# PROBLEM
Repeat the records word for word, excluding any picture.

:: RECORDS SHOWN

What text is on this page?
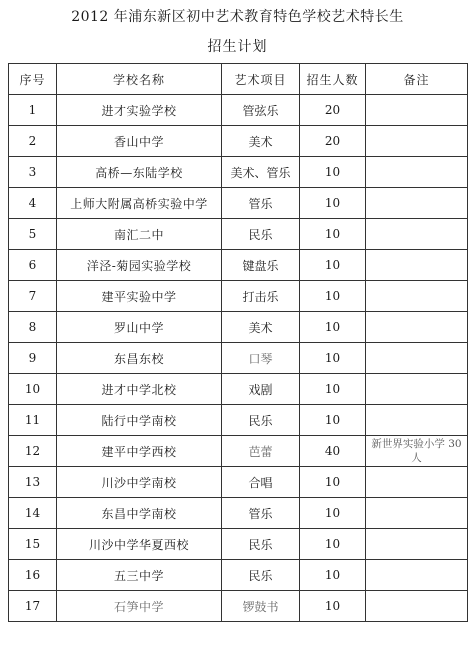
2012 年浦东新区初中艺术教育特色学校艺术特长生
招生计划
序号	学校名称	艺术项目	招生人数	备注
1	进才实验学校	管弦乐	20	
2	香山中学	美术	20	
3	高桥—东陆学校	美术、管乐	10	
4	上师大附属高桥实验中学	管乐	10	
5	南汇二中	民乐	10	
6	洋泾-菊园实验学校	键盘乐	10	
7	建平实验中学	打击乐	10	
8	罗山中学	美术	10	
9	东昌东校	口琴	10	
10	进才中学北校	戏剧	10	
11	陆行中学南校	民乐	10	
12	建平中学西校	芭蕾	40	新世界实验小学 30 人
13	川沙中学南校	合唱	10	
14	东昌中学南校	管乐	10	
15	川沙中学华夏西校	民乐	10	
16	五三中学	民乐	10	
17	石笋中学	锣鼓书	10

::::

# OUTPUT BELOW
What text is on this page?
2012 年浦东新区初中艺术教育特色学校艺术特长生
招生计划
序号	学校名称	艺术项目	招生人数	备注
1	进才实验学校	管弦乐	20	
2	香山中学	美术	20	
3	高桥—东陆学校	美术、管乐	10	
4	上师大附属高桥实验中学	管乐	10	
5	南汇二中	民乐	10	
6	洋泾-菊园实验学校	键盘乐	10	
7	建平实验中学	打击乐	10	
8	罗山中学	美术	10	
9	东昌东校	口琴	10	
10	进才中学北校	戏剧	10	
11	陆行中学南校	民乐	10	
12	建平中学西校	芭蕾	40	新世界实验小学 30 人
13	川沙中学南校	合唱	10	
14	东昌中学南校	管乐	10	
15	川沙中学华夏西校	民乐	10	
16	五三中学	民乐	10	
17	石笋中学	锣鼓书	10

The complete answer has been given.